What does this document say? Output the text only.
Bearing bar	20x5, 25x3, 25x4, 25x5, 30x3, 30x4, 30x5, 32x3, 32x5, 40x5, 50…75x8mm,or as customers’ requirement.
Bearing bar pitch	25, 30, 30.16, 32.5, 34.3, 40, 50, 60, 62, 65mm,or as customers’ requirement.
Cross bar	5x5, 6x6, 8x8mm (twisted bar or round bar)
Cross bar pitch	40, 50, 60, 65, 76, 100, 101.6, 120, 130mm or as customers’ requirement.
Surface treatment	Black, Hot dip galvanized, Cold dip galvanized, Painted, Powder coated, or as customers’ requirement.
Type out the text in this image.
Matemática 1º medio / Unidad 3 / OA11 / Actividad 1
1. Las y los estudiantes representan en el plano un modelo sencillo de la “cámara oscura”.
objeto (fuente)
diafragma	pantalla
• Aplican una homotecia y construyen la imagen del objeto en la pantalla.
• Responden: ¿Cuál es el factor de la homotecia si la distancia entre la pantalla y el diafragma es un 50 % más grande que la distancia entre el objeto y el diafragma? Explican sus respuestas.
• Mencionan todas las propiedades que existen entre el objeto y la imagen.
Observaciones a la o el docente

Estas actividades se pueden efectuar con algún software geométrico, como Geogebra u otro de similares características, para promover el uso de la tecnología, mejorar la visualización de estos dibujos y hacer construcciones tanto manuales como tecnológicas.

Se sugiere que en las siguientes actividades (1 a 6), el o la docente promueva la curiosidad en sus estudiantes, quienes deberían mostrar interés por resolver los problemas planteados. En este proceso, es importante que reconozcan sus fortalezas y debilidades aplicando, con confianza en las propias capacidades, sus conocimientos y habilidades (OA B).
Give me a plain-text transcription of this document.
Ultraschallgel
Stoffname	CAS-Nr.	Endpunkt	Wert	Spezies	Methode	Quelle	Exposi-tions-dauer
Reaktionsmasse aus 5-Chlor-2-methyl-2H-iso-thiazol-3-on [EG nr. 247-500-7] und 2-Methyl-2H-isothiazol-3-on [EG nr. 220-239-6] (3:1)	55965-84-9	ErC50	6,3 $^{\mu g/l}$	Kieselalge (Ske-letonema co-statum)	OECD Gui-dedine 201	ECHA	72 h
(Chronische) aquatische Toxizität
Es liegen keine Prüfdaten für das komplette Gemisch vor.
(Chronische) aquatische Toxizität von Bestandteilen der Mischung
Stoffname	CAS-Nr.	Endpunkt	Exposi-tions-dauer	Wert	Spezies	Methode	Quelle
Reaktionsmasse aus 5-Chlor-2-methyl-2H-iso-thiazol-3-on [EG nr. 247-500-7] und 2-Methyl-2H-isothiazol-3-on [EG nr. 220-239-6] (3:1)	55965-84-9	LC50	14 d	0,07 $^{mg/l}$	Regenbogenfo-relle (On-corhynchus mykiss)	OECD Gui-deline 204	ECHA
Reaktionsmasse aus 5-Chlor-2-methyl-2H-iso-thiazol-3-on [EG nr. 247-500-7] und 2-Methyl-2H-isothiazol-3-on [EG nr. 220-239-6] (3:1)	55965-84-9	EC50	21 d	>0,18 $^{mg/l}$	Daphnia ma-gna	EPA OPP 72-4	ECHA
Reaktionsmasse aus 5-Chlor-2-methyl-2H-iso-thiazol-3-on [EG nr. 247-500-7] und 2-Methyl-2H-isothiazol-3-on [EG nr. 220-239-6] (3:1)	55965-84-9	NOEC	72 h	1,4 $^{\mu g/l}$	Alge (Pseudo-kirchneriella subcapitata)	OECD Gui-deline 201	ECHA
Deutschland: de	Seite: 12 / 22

═══

• [What needs to be done]: State the number of lines above that hold the string "estudiantes", with nothing added.

• [Reply]: 2